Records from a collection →
==============================

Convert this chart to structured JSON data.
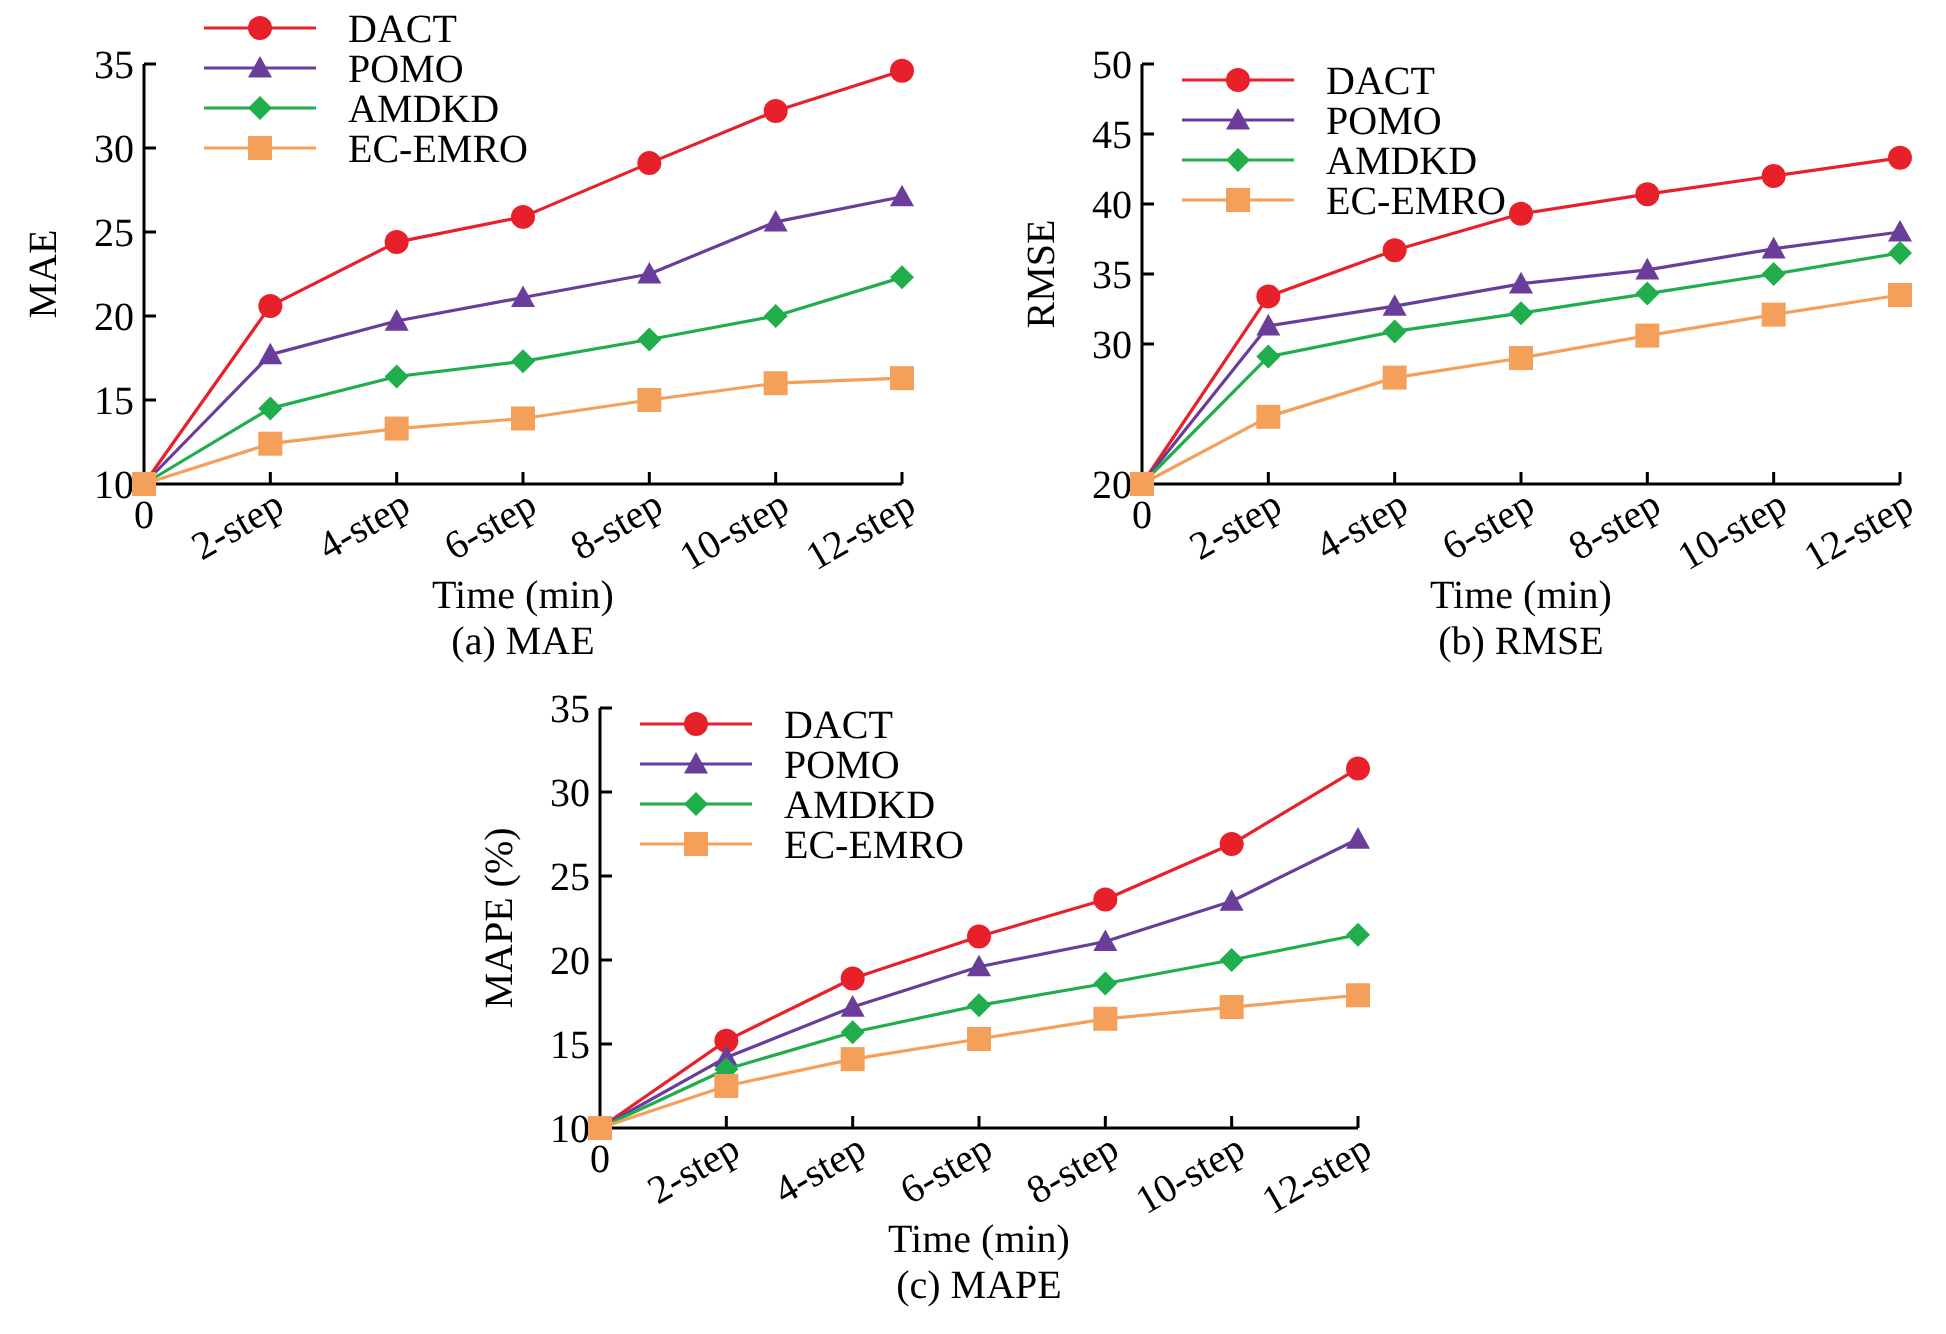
{
  "chart_data": [
    {
      "type": "line",
      "title": "(a) MAE",
      "xlabel": "Time (min)",
      "ylabel": "MAE",
      "categories": [
        "0",
        "2-step",
        "4-step",
        "6-step",
        "8-step",
        "10-step",
        "12-step"
      ],
      "ylim": [
        10,
        35
      ],
      "yticks": [
        10,
        15,
        20,
        25,
        30,
        35
      ],
      "legend": "top left",
      "grid": false,
      "series": [
        {
          "name": "DACT",
          "color": "#e8202a",
          "marker": "circle",
          "values": [
            10,
            20.6,
            24.4,
            25.9,
            29.1,
            32.2,
            34.6
          ]
        },
        {
          "name": "POMO",
          "color": "#6a3d9a",
          "marker": "triangle",
          "values": [
            10,
            17.7,
            19.7,
            21.1,
            22.5,
            25.6,
            27.1
          ]
        },
        {
          "name": "AMDKD",
          "color": "#1fae4b",
          "marker": "diamond",
          "values": [
            10,
            14.5,
            16.4,
            17.3,
            18.6,
            20.0,
            22.3
          ]
        },
        {
          "name": "EC-EMRO",
          "color": "#f5a05a",
          "marker": "square",
          "values": [
            10,
            12.4,
            13.3,
            13.9,
            15.0,
            16.0,
            16.3
          ]
        }
      ]
    },
    {
      "type": "line",
      "title": "(b) RMSE",
      "xlabel": "Time (min)",
      "ylabel": "RMSE",
      "categories": [
        "0",
        "2-step",
        "4-step",
        "6-step",
        "8-step",
        "10-step",
        "12-step"
      ],
      "ylim": [
        20,
        50
      ],
      "yticks": [
        20,
        30,
        35,
        40,
        45,
        50
      ],
      "legend": "top left",
      "grid": false,
      "series": [
        {
          "name": "DACT",
          "color": "#e8202a",
          "marker": "circle",
          "values": [
            20,
            33.4,
            36.7,
            39.3,
            40.7,
            42.0,
            43.3
          ]
        },
        {
          "name": "POMO",
          "color": "#6a3d9a",
          "marker": "triangle",
          "values": [
            20,
            31.3,
            32.7,
            34.3,
            35.3,
            36.8,
            38.0
          ]
        },
        {
          "name": "AMDKD",
          "color": "#1fae4b",
          "marker": "diamond",
          "values": [
            20,
            29.1,
            30.9,
            32.2,
            33.6,
            35.0,
            36.5
          ]
        },
        {
          "name": "EC-EMRO",
          "color": "#f5a05a",
          "marker": "square",
          "values": [
            20,
            24.8,
            27.6,
            29.0,
            30.6,
            32.1,
            33.5
          ]
        }
      ]
    },
    {
      "type": "line",
      "title": "(c) MAPE",
      "xlabel": "Time (min)",
      "ylabel": "MAPE (%)",
      "categories": [
        "0",
        "2-step",
        "4-step",
        "6-step",
        "8-step",
        "10-step",
        "12-step"
      ],
      "ylim": [
        10,
        35
      ],
      "yticks": [
        10,
        15,
        20,
        25,
        30,
        35
      ],
      "legend": "top left",
      "grid": false,
      "series": [
        {
          "name": "DACT",
          "color": "#e8202a",
          "marker": "circle",
          "values": [
            10,
            15.2,
            18.9,
            21.4,
            23.6,
            26.9,
            31.4
          ]
        },
        {
          "name": "POMO",
          "color": "#6a3d9a",
          "marker": "triangle",
          "values": [
            10,
            14.2,
            17.2,
            19.6,
            21.1,
            23.5,
            27.2
          ]
        },
        {
          "name": "AMDKD",
          "color": "#1fae4b",
          "marker": "diamond",
          "values": [
            10,
            13.5,
            15.7,
            17.3,
            18.6,
            20.0,
            21.5
          ]
        },
        {
          "name": "EC-EMRO",
          "color": "#f5a05a",
          "marker": "square",
          "values": [
            10,
            12.5,
            14.1,
            15.3,
            16.5,
            17.2,
            17.9
          ]
        }
      ]
    }
  ]
}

==============================

WHAT YOU ARE ASKED TO DO → Skip every picture and transcribe the data above exactly.

THE RESULT →
Convert this chart to structured JSON data.
{
  "chart_data": [
    {
      "type": "line",
      "title": "(a) MAE",
      "xlabel": "Time (min)",
      "ylabel": "MAE",
      "categories": [
        "0",
        "2-step",
        "4-step",
        "6-step",
        "8-step",
        "10-step",
        "12-step"
      ],
      "ylim": [
        10,
        35
      ],
      "yticks": [
        10,
        15,
        20,
        25,
        30,
        35
      ],
      "legend": "top left",
      "grid": false,
      "series": [
        {
          "name": "DACT",
          "color": "#e8202a",
          "marker": "circle",
          "values": [
            10,
            20.6,
            24.4,
            25.9,
            29.1,
            32.2,
            34.6
          ]
        },
        {
          "name": "POMO",
          "color": "#6a3d9a",
          "marker": "triangle",
          "values": [
            10,
            17.7,
            19.7,
            21.1,
            22.5,
            25.6,
            27.1
          ]
        },
        {
          "name": "AMDKD",
          "color": "#1fae4b",
          "marker": "diamond",
          "values": [
            10,
            14.5,
            16.4,
            17.3,
            18.6,
            20.0,
            22.3
          ]
        },
        {
          "name": "EC-EMRO",
          "color": "#f5a05a",
          "marker": "square",
          "values": [
            10,
            12.4,
            13.3,
            13.9,
            15.0,
            16.0,
            16.3
          ]
        }
      ]
    },
    {
      "type": "line",
      "title": "(b) RMSE",
      "xlabel": "Time (min)",
      "ylabel": "RMSE",
      "categories": [
        "0",
        "2-step",
        "4-step",
        "6-step",
        "8-step",
        "10-step",
        "12-step"
      ],
      "ylim": [
        20,
        50
      ],
      "yticks": [
        20,
        30,
        35,
        40,
        45,
        50
      ],
      "legend": "top left",
      "grid": false,
      "series": [
        {
          "name": "DACT",
          "color": "#e8202a",
          "marker": "circle",
          "values": [
            20,
            33.4,
            36.7,
            39.3,
            40.7,
            42.0,
            43.3
          ]
        },
        {
          "name": "POMO",
          "color": "#6a3d9a",
          "marker": "triangle",
          "values": [
            20,
            31.3,
            32.7,
            34.3,
            35.3,
            36.8,
            38.0
          ]
        },
        {
          "name": "AMDKD",
          "color": "#1fae4b",
          "marker": "diamond",
          "values": [
            20,
            29.1,
            30.9,
            32.2,
            33.6,
            35.0,
            36.5
          ]
        },
        {
          "name": "EC-EMRO",
          "color": "#f5a05a",
          "marker": "square",
          "values": [
            20,
            24.8,
            27.6,
            29.0,
            30.6,
            32.1,
            33.5
          ]
        }
      ]
    },
    {
      "type": "line",
      "title": "(c) MAPE",
      "xlabel": "Time (min)",
      "ylabel": "MAPE (%)",
      "categories": [
        "0",
        "2-step",
        "4-step",
        "6-step",
        "8-step",
        "10-step",
        "12-step"
      ],
      "ylim": [
        10,
        35
      ],
      "yticks": [
        10,
        15,
        20,
        25,
        30,
        35
      ],
      "legend": "top left",
      "grid": false,
      "series": [
        {
          "name": "DACT",
          "color": "#e8202a",
          "marker": "circle",
          "values": [
            10,
            15.2,
            18.9,
            21.4,
            23.6,
            26.9,
            31.4
          ]
        },
        {
          "name": "POMO",
          "color": "#6a3d9a",
          "marker": "triangle",
          "values": [
            10,
            14.2,
            17.2,
            19.6,
            21.1,
            23.5,
            27.2
          ]
        },
        {
          "name": "AMDKD",
          "color": "#1fae4b",
          "marker": "diamond",
          "values": [
            10,
            13.5,
            15.7,
            17.3,
            18.6,
            20.0,
            21.5
          ]
        },
        {
          "name": "EC-EMRO",
          "color": "#f5a05a",
          "marker": "square",
          "values": [
            10,
            12.5,
            14.1,
            15.3,
            16.5,
            17.2,
            17.9
          ]
        }
      ]
    }
  ]
}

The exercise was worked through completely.